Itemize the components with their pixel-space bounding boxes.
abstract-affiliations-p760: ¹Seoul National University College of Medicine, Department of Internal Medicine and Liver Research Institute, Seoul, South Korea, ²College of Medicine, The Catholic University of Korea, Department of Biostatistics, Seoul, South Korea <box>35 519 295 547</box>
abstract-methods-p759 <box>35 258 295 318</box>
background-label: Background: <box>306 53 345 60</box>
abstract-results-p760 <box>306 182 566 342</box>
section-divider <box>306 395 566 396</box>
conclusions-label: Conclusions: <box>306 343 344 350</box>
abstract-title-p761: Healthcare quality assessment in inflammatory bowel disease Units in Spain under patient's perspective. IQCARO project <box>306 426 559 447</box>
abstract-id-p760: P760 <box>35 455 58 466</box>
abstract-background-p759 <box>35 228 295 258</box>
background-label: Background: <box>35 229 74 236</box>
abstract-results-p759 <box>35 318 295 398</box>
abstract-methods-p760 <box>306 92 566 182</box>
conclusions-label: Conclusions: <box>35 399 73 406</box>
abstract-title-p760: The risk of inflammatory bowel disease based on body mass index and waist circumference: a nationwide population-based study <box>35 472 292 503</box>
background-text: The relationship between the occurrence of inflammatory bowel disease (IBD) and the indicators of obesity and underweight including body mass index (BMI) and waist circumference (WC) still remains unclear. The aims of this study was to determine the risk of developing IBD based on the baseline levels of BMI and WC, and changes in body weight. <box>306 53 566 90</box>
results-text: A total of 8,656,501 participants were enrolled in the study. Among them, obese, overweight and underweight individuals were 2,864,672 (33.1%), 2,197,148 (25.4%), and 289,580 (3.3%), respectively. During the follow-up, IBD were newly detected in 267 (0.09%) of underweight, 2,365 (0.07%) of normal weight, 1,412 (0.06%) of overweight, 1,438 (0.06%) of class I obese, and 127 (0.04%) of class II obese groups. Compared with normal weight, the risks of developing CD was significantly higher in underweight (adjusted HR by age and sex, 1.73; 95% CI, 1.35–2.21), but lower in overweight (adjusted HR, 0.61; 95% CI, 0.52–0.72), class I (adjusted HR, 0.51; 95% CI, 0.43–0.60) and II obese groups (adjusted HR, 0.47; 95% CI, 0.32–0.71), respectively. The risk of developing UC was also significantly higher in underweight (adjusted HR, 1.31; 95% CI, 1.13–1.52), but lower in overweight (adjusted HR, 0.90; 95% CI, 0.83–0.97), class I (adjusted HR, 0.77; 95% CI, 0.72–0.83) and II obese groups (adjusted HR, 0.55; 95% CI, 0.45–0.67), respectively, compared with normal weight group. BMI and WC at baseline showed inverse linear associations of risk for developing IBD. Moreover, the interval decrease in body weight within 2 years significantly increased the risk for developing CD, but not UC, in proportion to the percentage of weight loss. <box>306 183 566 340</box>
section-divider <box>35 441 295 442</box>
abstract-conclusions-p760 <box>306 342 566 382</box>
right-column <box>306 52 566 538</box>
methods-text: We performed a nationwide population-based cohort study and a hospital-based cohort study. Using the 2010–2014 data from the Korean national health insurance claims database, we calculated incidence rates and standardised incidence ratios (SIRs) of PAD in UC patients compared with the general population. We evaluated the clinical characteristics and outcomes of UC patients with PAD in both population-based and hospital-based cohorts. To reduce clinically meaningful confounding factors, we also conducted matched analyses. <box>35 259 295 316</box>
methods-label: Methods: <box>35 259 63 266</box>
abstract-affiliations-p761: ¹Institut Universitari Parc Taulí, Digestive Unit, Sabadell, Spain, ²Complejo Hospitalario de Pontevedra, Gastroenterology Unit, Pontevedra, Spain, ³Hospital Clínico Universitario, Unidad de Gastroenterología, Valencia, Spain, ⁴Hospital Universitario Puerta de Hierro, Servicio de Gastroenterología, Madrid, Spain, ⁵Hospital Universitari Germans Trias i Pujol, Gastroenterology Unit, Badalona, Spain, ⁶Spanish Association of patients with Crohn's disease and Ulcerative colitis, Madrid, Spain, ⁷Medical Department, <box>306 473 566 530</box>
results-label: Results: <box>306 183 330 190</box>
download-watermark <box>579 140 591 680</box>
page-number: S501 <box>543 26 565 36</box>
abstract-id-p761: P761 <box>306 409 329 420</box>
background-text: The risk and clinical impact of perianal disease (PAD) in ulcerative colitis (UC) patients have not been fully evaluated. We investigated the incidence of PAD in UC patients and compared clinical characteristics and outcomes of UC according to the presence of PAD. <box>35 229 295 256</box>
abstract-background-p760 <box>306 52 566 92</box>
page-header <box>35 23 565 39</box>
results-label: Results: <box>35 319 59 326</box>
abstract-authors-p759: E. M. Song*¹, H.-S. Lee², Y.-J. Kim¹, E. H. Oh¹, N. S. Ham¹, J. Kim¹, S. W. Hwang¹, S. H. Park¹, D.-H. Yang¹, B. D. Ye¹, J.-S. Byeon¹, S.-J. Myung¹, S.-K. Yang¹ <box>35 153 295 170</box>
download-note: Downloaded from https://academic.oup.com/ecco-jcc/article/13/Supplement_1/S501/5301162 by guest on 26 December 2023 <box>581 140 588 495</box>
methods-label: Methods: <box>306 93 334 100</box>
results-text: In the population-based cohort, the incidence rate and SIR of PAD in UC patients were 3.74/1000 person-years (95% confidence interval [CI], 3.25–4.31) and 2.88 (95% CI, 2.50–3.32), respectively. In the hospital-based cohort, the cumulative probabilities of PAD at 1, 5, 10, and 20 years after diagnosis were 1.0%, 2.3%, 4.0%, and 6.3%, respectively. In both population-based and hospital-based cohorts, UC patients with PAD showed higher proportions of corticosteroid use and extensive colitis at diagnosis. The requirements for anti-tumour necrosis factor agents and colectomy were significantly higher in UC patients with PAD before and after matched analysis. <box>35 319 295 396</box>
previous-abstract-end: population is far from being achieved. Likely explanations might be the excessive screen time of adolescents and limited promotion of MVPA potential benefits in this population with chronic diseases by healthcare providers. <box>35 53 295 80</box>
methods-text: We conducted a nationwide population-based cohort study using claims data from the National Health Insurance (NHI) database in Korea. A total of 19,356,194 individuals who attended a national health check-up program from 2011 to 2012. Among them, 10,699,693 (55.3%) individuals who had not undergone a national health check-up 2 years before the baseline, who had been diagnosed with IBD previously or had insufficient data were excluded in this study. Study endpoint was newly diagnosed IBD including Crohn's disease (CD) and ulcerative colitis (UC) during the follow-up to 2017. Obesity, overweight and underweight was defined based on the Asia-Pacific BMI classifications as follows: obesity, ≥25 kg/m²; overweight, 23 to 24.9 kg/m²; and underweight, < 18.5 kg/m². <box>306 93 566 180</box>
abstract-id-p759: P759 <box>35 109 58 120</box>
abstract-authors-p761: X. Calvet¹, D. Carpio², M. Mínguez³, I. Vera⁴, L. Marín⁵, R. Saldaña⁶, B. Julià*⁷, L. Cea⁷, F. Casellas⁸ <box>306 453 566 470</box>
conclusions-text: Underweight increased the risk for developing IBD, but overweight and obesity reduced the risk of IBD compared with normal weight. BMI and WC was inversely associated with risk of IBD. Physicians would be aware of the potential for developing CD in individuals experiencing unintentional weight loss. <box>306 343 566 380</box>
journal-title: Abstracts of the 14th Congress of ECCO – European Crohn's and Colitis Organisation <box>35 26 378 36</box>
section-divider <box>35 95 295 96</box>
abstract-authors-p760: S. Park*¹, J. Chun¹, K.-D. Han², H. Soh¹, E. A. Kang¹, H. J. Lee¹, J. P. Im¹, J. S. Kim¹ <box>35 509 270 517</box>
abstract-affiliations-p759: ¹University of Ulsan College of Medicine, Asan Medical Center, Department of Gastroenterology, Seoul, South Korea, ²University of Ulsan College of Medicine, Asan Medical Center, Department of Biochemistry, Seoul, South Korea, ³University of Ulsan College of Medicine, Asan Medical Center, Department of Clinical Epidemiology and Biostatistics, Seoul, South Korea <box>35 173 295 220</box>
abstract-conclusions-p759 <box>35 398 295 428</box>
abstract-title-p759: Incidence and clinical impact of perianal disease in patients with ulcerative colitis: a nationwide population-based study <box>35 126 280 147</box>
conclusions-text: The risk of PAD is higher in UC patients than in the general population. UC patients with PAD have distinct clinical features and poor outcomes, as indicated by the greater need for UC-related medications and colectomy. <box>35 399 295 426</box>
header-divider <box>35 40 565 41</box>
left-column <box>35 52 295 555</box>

#####

WORK REQUEST: For the string "authors", go line by line through the material and copy every line that has it.

TASK ANSWER:
abstract-authors-p759: E. M. Song*¹, H.-S. Lee², Y.-J. Kim¹, E. H. Oh¹, N. S. Ham¹, J. Kim¹, S. W. Hwang¹, S. H. Park¹, D.-H. Yang¹, B. D. Ye¹, J.-S. Byeon¹, S.-J. Myung¹, S.-K. Yang¹ <box>35 153 295 170</box>
abstract-authors-p761: X. Calvet¹, D. Carpio², M. Mínguez³, I. Vera⁴, L. Marín⁵, R. Saldaña⁶, B. Julià*⁷, L. Cea⁷, F. Casellas⁸ <box>306 453 566 470</box>
abstract-authors-p760: S. Park*¹, J. Chun¹, K.-D. Han², H. Soh¹, E. A. Kang¹, H. J. Lee¹, J. P. Im¹, J. S. Kim¹ <box>35 509 270 517</box>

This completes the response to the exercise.